• **What the task requires**: Copy out each line featuring the string "лозарни" from the entries beneath.

• **Rows**:
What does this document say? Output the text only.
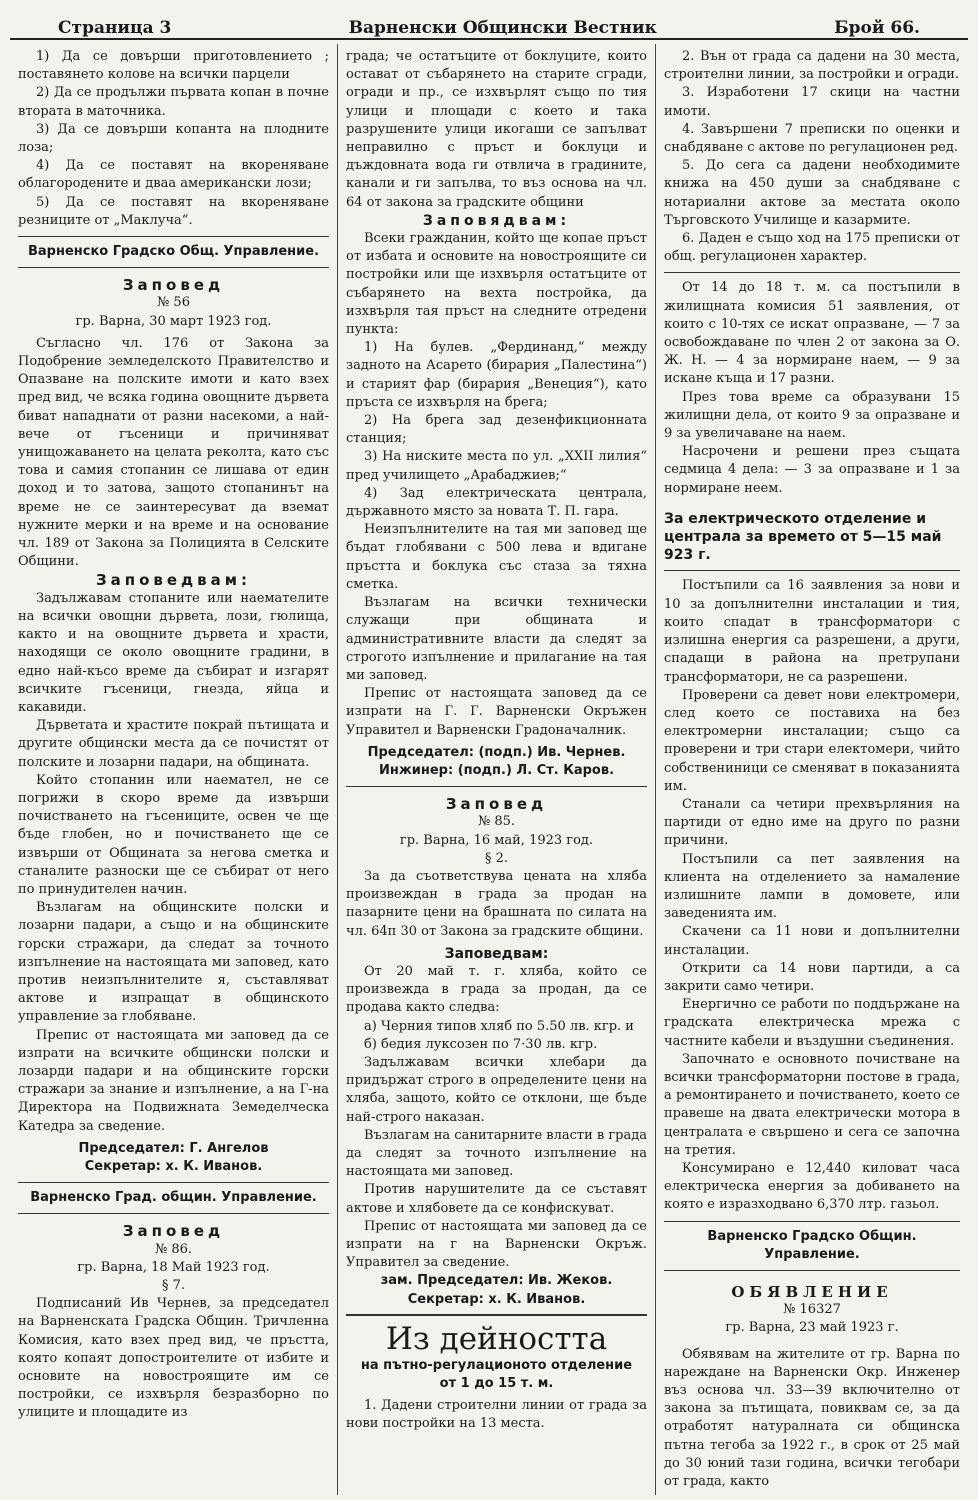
Страница 3	Варненски Общински Вестник	Брой 66.

1) Да се довърши приготовлението ; поставянето колове на всички парцели

2) Да се продължи първата копан в почне втората в маточника.

3) Да се довърши копанта на плодните лоза;

4) Да се поставят на вкореняване облагородените и дваа американски лози;

5) Да се поставят на вкореняване резниците от „Маклуча“.

Варненско Градско Общ. Управление.

Заповед

№ 56

гр. Варна, 30 март 1923 год.

Съгласно чл. 176 от Закона за Подобрение земледелското Правителство и Опазване на полските имоти и като взех пред вид, че всяка година овощните дървета биват нападнати от разни насекоми, а най-вече от гъсеници и причиняват унищожаването на целата реколта, като със това и самия стопанин се лишава от един доход и то затова, защото стопанинът на време не се заинтересуват да вземат нужните мерки и на време и на основание чл. 189 от Закона за Полицията в Селските Общини.

Заповедвам:

Задължавам стопаните или наемателите на всички овощни дървета, лози, гюлища, както и на овощните дървета и храсти, находящи се около овощните градини, в едно най-късо време да събират и изгарят всичките гъсеници, гнезда, яйца и какавиди.

Дърветата и храстите покрай пътищата и другите общински места да се почистят от полските и лозарни падари, на общината.

Който стопанин или наемател, не се погрижи в скоро време да извърши почистването на гъсениците, освен че ще бъде глобен, но и почистването ще се извърши от Общината за негова сметка и станалите разноски ще се събират от него по принудителен начин.

Възлагам на общинските полски и лозарни падари, а също и на общинските горски стражари, да следат за точното изпълнение на настоящата ми заповед, като против неизпълнителите я, съставляват актове и изпращат в общинското управление за глобяване.

Препис от настоящата ми заповед да се изпрати на всичките общински полски и лозарди падари и на общинските горски стражари за знание и изпълнение, а на Г-на Директора на Подвижната Земеделческа Катедра за сведение.

Председател: Г. Ангелов

Секретар: х. К. Иванов.

Варненско Град. общин. Управление.

Заповед

№ 86.

гр. Варна, 18 Май 1923 год.

§ 7.

Подписаний Ив Чернев, за председател на Варненската Градска Общин. Тричленна Комисия, като взех пред вид, че пръстта, която копаят допостроителите от избите и основите на новостроящите им се постройки, се изхвърля безразборно по улиците и площадите из

града; че остатъците от боклуците, които остават от събарянето на старите сгради, огради и пр., се изхвърлят също по тия улици и площади с което и така разрушените улици икогаши се запълват неправилно с пръст и боклуци и дъждовната вода ги отвлича в градините, канали и ги запълва, то въз основа на чл. 64 от закона за градските общини

Заповядвам:

Всеки гражданин, който ще копае пръст от избата и основите на новостроящите си постройки или ще изхвърля остатъците от събарянето на вехта постройка, да изхвърля тая пръст на следните отредени пунктa:

1) На булев. „Фердинанд,“ между задното на Асарето (бирария „Палестина“) и старият фар (бирария „Венеция“), като пръста се изхвърля на брега;

2) На брега зад дезенфикционната станция;

3) На ниските места по ул. „XXII лилия“ пред училището „Арабаджиев;“

4) Зад електрическата централа, държавното място за новата Т. П. гара.

Неизпълнителите на тая ми заповед ще бъдат глобявани с 500 лева и вдигане пръстта и боклука със стаза за тяхна сметка.

Възлагам на всички технически служащи при общината и административните власти да следят за строгото изпълнение и прилагание на тая ми заповед.

Препис от настоящата заповед да се изпрати на Г. Г. Варненски Окръжен Управител и Варненски Градоначалник.

Председател: (подп.) Ив. Чернев.

Инжинер: (подп.) Л. Ст. Каров.

Заповед

№ 85.

гр. Варна, 16 май, 1923 год.

§ 2.

За да съответствува цената на хляба произвеждан в града за продан на пазарните цени на брашната по силата на чл. 64п 30 от Закона за градските общини.

Заповедвам:

От 20 май т. г. хляба, който се произвежда в града за продан, да се продава както следва:

а) Черния типов хляб по 5.50 лв. кгр. и

б) бедия луксозен по 7·30 лв. кгр.

Задължавам всички хлебари да придържат строго в определените цени на хляба, защото, който се отклони, ще бъде най-строго наказан.

Възлагам на санитарните власти в града да следят за точното изпълнение на настоящата ми заповед.

Против нарушителите да се съставят актове и хлябовете да се конфискуват.

Препис от настоящата ми заповед да се изпрати на г на Варненски Окръж. Управител за сведение.

зам. Председател: Ив. Жеков.

Секретар: х. К. Иванов.

Из дейността

на пътно-регулационото отделение

от 1 до 15 т. м.

1. Дадени строителни линии от града за нови постройки на 13 места.

2. Вън от града са дадени на 30 места, строителни линии, за постройки и огради.

3. Изработени 17 скици на частни имоти.

4. Завършени 7 преписки по оценки и снабдяване с актове по регулационен ред.

5. До сега са дадени необходимите книжа на 450 души за снабдяване с нотариални актове за местата около Търговското Училище и казармите.

6. Даден е също ход на 175 преписки от общ. регулационен характер.

От 14 до 18 т. м. са постъпили в жилищната комисия 51 заявления, от които с 10-тях се искат опразване, — 7 за освобождаване по член 2 от закона за О. Ж. Н. — 4 за нормиране наем, — 9 за искане къща и 17 разни.

През това време са образувани 15 жилищни дела, от които 9 за опразване и 9 за увеличаване на наем.

Насрочени и решени през същата седмица 4 дела: — 3 за опразване и 1 за нормиране неем.

За електрическото отделение и централа за времето от 5—15 май 923 г.

Постъпили са 16 заявления за нови и 10 за допълнителни инсталации и тия, които спадат в трансформатори с излишна енергия са разрешени, а други, спадащи в района на претрупани трансформатори, не са разрешени.

Проверени са девет нови електромери, след което се поставиха на без електромерни инсталации; също са проверени и три стари електомери, чийто собствениници се сменяват в показанията им.

Станали са четири прехвърляния на партиди от едно име на друго по разни причини.

Постъпили са пет заявления на клиента на отделението за намаление излишните лампи в домовете, или заведенията им.

Скачени са 11 нови и допълнителни инсталации.

Открити са 14 нови партиди, а са закрити само четири.

Енергично се работи по поддържане на градската електрическа мрежа с частните кабели и въздушни съединения.

Започнато е основното почистване на всички трансформаторни постове в града, а ремонтирането и почистването, което се правеше на двата електрически мотора в централата е свършено и сега се започна на третия.

Консумирано е 12,440 киловат часа електрическа енергия за добиването на която е изразходвано 6,370 лтр. газьол.

Варненско Градско Общин. Управление.

ОБЯВЛЕНИЕ

№ 16327

гр. Варна, 23 май 1923 г.

Обявявам на жителите от гр. Варна по нареждане на Варненски Окр. Инженер въз основа чл. 33—39 включително от закона за пътищата, повиквам се, за да отработят натуралната си общинска пътна тегоба за 1922 г., в срок от 25 май до 30 юний тази година, всички тегобари от града, както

• **Output of the task**:
Дърветата и храстите покрай пътищата и другите общински места да се почистят от полските и лозарни падари, на общината.
Възлагам на общинските полски и лозарни падари, а също и на общинските горски стражари, да следат за точното изпълнение на настоящата ми заповед, като против неизпълнителите я, съставляват актове и изпращат в общинското управление за глобяване.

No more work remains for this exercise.